▶ THE REQUEST
Copy all records verbatim.

>> begin PROVIDED INFORMATION

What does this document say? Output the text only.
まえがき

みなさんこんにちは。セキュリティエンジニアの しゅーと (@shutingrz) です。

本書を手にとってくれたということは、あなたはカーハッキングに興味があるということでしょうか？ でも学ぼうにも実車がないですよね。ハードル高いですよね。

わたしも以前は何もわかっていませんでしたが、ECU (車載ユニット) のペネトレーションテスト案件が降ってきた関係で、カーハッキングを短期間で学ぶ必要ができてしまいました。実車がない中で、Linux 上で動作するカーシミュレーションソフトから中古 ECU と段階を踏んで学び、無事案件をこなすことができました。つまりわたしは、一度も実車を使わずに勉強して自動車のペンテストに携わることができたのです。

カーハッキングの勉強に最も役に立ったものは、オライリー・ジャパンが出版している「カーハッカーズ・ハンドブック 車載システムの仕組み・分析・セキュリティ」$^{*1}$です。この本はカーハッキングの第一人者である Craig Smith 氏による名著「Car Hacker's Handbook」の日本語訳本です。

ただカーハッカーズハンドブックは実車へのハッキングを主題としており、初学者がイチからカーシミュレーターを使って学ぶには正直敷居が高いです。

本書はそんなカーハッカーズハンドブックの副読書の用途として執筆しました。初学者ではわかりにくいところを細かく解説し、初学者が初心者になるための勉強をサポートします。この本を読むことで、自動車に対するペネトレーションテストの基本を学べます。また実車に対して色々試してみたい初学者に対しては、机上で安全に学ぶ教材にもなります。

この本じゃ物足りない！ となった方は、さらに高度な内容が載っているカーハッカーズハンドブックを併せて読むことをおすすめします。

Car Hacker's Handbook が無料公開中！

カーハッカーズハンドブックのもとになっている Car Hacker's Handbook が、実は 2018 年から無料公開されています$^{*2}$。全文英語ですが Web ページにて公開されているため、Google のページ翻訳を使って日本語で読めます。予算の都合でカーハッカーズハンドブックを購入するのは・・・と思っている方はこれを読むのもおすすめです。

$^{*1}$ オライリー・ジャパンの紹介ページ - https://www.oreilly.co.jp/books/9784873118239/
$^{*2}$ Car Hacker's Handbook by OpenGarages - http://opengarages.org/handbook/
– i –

>> end PROVIDED INFORMATION

▶ EXPECTED ANSWER
What does this document say? Output the text only.
まえがき

みなさんこんにちは。セキュリティエンジニアの しゅーと (@shutingrz) です。

本書を手にとってくれたということは、あなたはカーハッキングに興味があるということでしょうか？ でも学ぼうにも実車がないですよね。ハードル高いですよね。

わたしも以前は何もわかっていませんでしたが、ECU (車載ユニット) のペネトレーションテスト案件が降ってきた関係で、カーハッキングを短期間で学ぶ必要ができてしまいました。実車がない中で、Linux 上で動作するカーシミュレーションソフトから中古 ECU と段階を踏んで学び、無事案件をこなすことができました。つまりわたしは、一度も実車を使わずに勉強して自動車のペンテストに携わることができたのです。

カーハッキングの勉強に最も役に立ったものは、オライリー・ジャパンが出版している「カーハッカーズ・ハンドブック 車載システムの仕組み・分析・セキュリティ」$^{*1}$です。この本はカーハッキングの第一人者である Craig Smith 氏による名著「Car Hacker's Handbook」の日本語訳本です。

ただカーハッカーズハンドブックは実車へのハッキングを主題としており、初学者がイチからカーシミュレーターを使って学ぶには正直敷居が高いです。

本書はそんなカーハッカーズハンドブックの副読書の用途として執筆しました。初学者ではわかりにくいところを細かく解説し、初学者が初心者になるための勉強をサポートします。この本を読むことで、自動車に対するペネトレーションテストの基本を学べます。また実車に対して色々試してみたい初学者に対しては、机上で安全に学ぶ教材にもなります。

この本じゃ物足りない！ となった方は、さらに高度な内容が載っているカーハッカーズハンドブックを併せて読むことをおすすめします。

Car Hacker's Handbook が無料公開中！

カーハッカーズハンドブックのもとになっている Car Hacker's Handbook が、実は 2018 年から無料公開されています$^{*2}$。全文英語ですが Web ページにて公開されているため、Google のページ翻訳を使って日本語で読めます。予算の都合でカーハッカーズハンドブックを購入するのは・・・と思っている方はこれを読むのもおすすめです。

$^{*1}$ オライリー・ジャパンの紹介ページ - https://www.oreilly.co.jp/books/9784873118239/
$^{*2}$ Car Hacker's Handbook by OpenGarages - http://opengarages.org/handbook/
– i –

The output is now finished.